Element boundary records:
- - - - -

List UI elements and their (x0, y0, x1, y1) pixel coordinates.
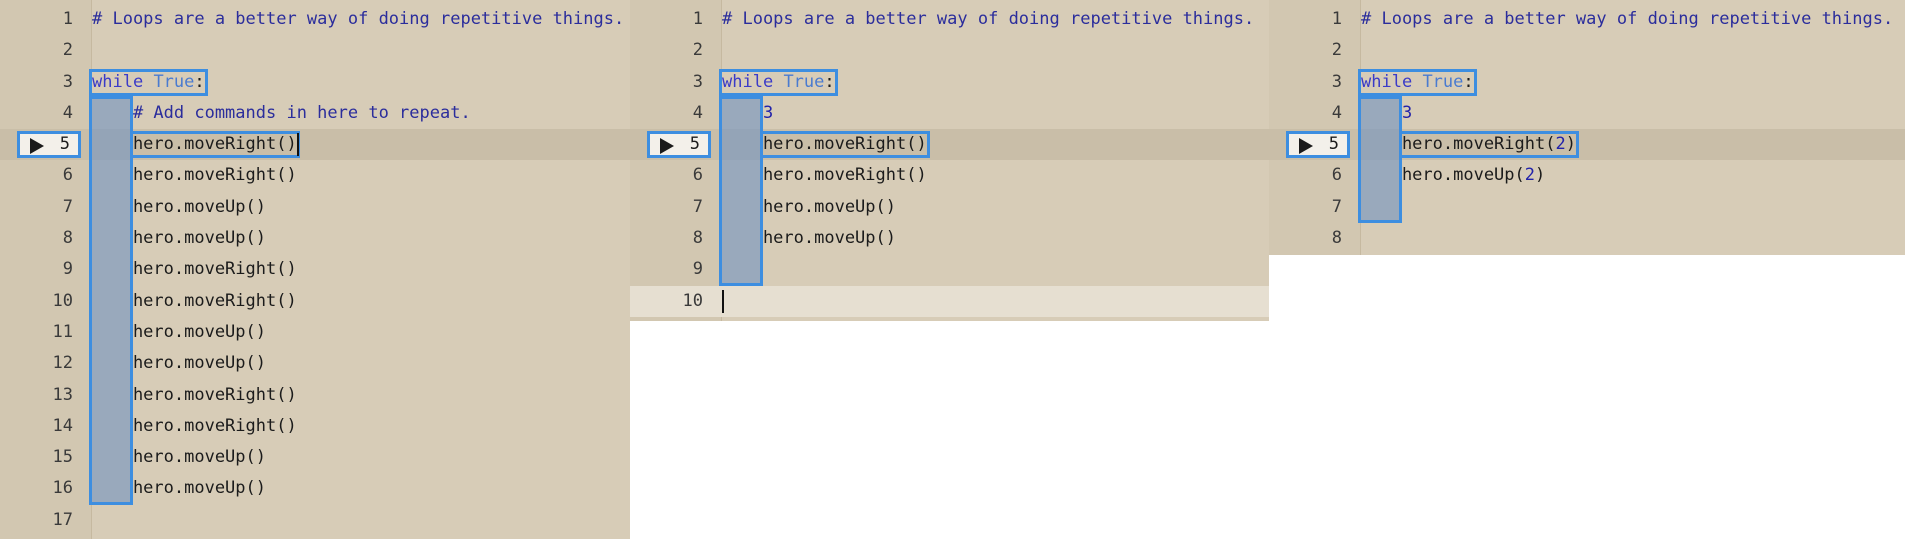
line-number: 8 (1331, 228, 1342, 249)
while-block-highlight (89, 68, 208, 96)
code-editor-2[interactable]: 1 # Loops are a better way of doing repet… (630, 0, 1269, 321)
code-line[interactable]: 2 (630, 35, 1269, 66)
line-number: 5 (59, 134, 70, 155)
line-number: 2 (62, 40, 73, 61)
play-icon (1299, 138, 1313, 155)
play-icon (660, 138, 674, 155)
code-line[interactable]: 10 (630, 285, 1269, 317)
line-number: 5 (689, 134, 700, 155)
line-number: 4 (692, 102, 703, 123)
line-number: 7 (692, 196, 703, 217)
line-number: 3 (692, 71, 703, 92)
line-number: 2 (1331, 40, 1342, 61)
text-caret (722, 289, 724, 313)
line-number: 16 (52, 478, 73, 499)
code-line[interactable]: 1 # Loops are a better way of doing repet… (630, 4, 1269, 35)
code-line[interactable]: 2 (0, 35, 630, 66)
line-number: 4 (1331, 102, 1342, 123)
line-number: 17 (52, 509, 73, 530)
line-number: 10 (52, 290, 73, 311)
code-line[interactable]: 8 (1269, 223, 1905, 254)
loop-body-indicator (1358, 95, 1402, 224)
line-number: 14 (52, 415, 73, 436)
line-number: 8 (62, 228, 73, 249)
line-number: 3 (62, 71, 73, 92)
line-number: 2 (692, 40, 703, 61)
line-number: 7 (62, 196, 73, 217)
current-line-marker[interactable]: 5 (647, 131, 711, 159)
line-number: 1 (62, 9, 73, 29)
text-caret (297, 133, 299, 157)
code-line[interactable]: 17 (0, 505, 630, 536)
line-number: 4 (62, 102, 73, 123)
play-icon (30, 138, 44, 155)
executing-statement-highlight (760, 131, 930, 159)
executing-statement-highlight (1399, 131, 1580, 159)
line-number: 1 (692, 9, 703, 29)
while-block-highlight (719, 68, 838, 96)
code-text[interactable]: # Loops are a better way of doing repeti… (1361, 4, 1893, 35)
line-number: 6 (62, 165, 73, 186)
line-number: 9 (62, 259, 73, 280)
line-number: 8 (692, 228, 703, 249)
line-number: 7 (1331, 196, 1342, 217)
current-line-marker[interactable]: 5 (1286, 131, 1350, 159)
line-number: 6 (1331, 165, 1342, 186)
line-number: 1 (1331, 9, 1342, 29)
code-text[interactable]: # Add commands in here to repeat. (92, 98, 471, 129)
while-block-highlight (1358, 68, 1477, 96)
line-number: 13 (52, 384, 73, 405)
line-number: 9 (692, 259, 703, 280)
executing-statement-highlight (130, 131, 300, 159)
loop-body-indicator (719, 95, 763, 286)
loop-body-indicator (89, 95, 133, 505)
code-line[interactable]: 2 (1269, 35, 1905, 66)
code-line[interactable]: 1 # Loops are a better way of doing repet… (0, 4, 630, 35)
code-editor-1[interactable]: 1 # Loops are a better way of doing repet… (0, 0, 630, 539)
code-editor-3[interactable]: 1 # Loops are a better way of doing repet… (1269, 0, 1905, 255)
line-number: 12 (52, 353, 73, 374)
line-number: 10 (682, 290, 703, 311)
line-number: 11 (52, 321, 73, 342)
code-text[interactable]: # Loops are a better way of doing repeti… (722, 4, 1254, 35)
line-number: 5 (1328, 134, 1339, 155)
line-number: 6 (692, 165, 703, 186)
line-number: 3 (1331, 71, 1342, 92)
code-text[interactable]: # Loops are a better way of doing repeti… (92, 4, 624, 35)
current-line-marker[interactable]: 5 (17, 131, 81, 159)
line-number: 15 (52, 447, 73, 468)
code-line[interactable]: 1 # Loops are a better way of doing repet… (1269, 4, 1905, 35)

- - - - -

Job:
Could you output, unchanged, the stretch of lines that begins with the line containing "line-number: 8 (1331, 228, 1342, 249)" and ends with the line containing "line-number: 7 (692, 196, 703, 217)", including both of those lines?

Output below:
line-number: 8 (1331, 228, 1342, 249)
while-block-highlight (89, 68, 208, 96)
code-editor-2[interactable]: 1 # Loops are a better way of doing repet… (630, 0, 1269, 321)
code-line[interactable]: 2 (630, 35, 1269, 66)
line-number: 5 (59, 134, 70, 155)
line-number: 2 (62, 40, 73, 61)
play-icon (1299, 138, 1313, 155)
play-icon (660, 138, 674, 155)
code-line[interactable]: 10 (630, 285, 1269, 317)
line-number: 5 (689, 134, 700, 155)
line-number: 4 (692, 102, 703, 123)
line-number: 7 (692, 196, 703, 217)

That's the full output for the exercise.